[Start Provided records]

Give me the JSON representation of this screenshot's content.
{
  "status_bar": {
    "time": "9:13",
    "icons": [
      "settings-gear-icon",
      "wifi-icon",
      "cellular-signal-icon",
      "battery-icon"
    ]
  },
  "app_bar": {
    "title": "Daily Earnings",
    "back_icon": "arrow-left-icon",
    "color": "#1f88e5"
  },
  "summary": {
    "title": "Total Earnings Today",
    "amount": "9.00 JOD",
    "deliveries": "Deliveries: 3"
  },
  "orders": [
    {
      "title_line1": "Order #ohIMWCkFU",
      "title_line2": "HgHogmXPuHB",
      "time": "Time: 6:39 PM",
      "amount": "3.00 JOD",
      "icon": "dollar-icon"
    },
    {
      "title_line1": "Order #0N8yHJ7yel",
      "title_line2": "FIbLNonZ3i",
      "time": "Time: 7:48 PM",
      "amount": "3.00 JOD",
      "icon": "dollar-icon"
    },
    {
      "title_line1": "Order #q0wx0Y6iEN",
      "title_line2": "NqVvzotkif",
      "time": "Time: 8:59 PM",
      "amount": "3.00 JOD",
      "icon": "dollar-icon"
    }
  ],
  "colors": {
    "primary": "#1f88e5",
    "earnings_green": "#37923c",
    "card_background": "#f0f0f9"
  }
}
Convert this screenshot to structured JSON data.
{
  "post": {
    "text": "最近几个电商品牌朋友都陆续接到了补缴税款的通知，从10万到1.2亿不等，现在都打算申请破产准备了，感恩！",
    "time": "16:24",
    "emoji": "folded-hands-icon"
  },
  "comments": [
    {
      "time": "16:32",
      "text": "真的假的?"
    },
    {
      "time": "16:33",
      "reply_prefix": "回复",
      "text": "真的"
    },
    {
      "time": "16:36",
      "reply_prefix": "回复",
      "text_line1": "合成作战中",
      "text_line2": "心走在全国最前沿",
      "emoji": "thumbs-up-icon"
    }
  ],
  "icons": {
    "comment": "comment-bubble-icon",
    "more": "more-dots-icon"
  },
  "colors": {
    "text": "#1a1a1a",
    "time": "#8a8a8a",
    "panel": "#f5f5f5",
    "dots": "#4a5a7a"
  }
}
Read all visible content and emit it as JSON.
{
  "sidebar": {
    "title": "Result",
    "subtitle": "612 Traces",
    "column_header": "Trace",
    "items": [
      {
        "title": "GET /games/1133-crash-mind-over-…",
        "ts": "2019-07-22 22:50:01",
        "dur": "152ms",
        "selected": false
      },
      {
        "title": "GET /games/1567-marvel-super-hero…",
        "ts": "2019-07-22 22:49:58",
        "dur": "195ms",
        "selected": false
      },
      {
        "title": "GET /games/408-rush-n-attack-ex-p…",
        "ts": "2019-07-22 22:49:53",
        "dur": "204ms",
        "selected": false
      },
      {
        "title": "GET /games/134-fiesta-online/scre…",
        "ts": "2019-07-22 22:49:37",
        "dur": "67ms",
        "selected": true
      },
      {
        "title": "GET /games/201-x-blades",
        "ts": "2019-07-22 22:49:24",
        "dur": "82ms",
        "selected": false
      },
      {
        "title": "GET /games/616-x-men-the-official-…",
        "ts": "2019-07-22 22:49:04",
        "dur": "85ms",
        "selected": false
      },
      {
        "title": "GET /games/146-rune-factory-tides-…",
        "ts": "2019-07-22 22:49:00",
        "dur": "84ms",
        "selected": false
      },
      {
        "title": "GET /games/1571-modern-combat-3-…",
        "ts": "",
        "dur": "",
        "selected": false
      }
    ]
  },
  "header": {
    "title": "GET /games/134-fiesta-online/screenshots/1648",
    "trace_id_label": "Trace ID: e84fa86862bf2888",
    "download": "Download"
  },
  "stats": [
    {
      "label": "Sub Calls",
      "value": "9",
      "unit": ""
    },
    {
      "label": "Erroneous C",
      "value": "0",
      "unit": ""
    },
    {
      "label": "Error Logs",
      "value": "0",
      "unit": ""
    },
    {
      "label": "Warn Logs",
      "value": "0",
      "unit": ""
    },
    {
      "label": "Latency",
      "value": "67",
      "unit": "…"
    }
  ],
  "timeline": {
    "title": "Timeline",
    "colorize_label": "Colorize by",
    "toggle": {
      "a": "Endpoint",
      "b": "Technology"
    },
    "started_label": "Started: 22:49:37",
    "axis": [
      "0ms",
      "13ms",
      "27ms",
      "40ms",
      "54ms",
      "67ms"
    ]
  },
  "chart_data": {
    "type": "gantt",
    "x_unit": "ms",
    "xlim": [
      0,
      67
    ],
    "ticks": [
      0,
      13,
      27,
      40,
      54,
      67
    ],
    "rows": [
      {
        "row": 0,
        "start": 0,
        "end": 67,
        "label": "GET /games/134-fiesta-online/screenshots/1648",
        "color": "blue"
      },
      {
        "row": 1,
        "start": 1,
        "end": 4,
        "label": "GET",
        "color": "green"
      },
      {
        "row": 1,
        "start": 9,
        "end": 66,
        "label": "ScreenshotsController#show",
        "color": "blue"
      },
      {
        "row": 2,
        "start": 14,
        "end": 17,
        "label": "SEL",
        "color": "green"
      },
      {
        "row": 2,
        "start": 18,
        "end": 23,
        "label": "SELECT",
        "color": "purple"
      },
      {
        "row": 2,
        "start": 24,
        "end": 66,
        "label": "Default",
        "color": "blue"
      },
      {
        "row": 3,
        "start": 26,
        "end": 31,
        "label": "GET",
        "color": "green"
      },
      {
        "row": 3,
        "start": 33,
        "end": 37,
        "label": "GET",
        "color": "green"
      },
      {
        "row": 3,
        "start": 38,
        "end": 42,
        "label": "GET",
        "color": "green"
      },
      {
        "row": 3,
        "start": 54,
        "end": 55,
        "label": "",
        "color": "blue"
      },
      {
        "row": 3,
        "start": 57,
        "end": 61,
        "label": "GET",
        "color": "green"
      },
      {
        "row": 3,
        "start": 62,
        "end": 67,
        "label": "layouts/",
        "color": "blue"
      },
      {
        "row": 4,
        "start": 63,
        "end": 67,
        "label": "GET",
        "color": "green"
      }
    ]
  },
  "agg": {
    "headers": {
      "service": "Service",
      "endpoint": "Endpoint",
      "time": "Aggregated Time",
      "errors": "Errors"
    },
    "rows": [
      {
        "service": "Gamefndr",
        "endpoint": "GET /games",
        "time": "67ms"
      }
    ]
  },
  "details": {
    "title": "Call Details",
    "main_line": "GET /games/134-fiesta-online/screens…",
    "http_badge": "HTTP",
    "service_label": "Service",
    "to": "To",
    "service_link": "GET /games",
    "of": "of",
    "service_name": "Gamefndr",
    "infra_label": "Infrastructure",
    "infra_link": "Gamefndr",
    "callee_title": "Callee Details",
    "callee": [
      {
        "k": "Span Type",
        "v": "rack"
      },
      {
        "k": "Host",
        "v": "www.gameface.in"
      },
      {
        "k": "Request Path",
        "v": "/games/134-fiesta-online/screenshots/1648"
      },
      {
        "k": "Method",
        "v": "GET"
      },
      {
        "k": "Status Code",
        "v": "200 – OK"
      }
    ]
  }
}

[End Provided records]

● **Problem description**
Return each full line of the entries that contains the word "this".

● **Task answer**
Give me the JSON representation of this screenshot's content.
Convert this screenshot to structured JSON data.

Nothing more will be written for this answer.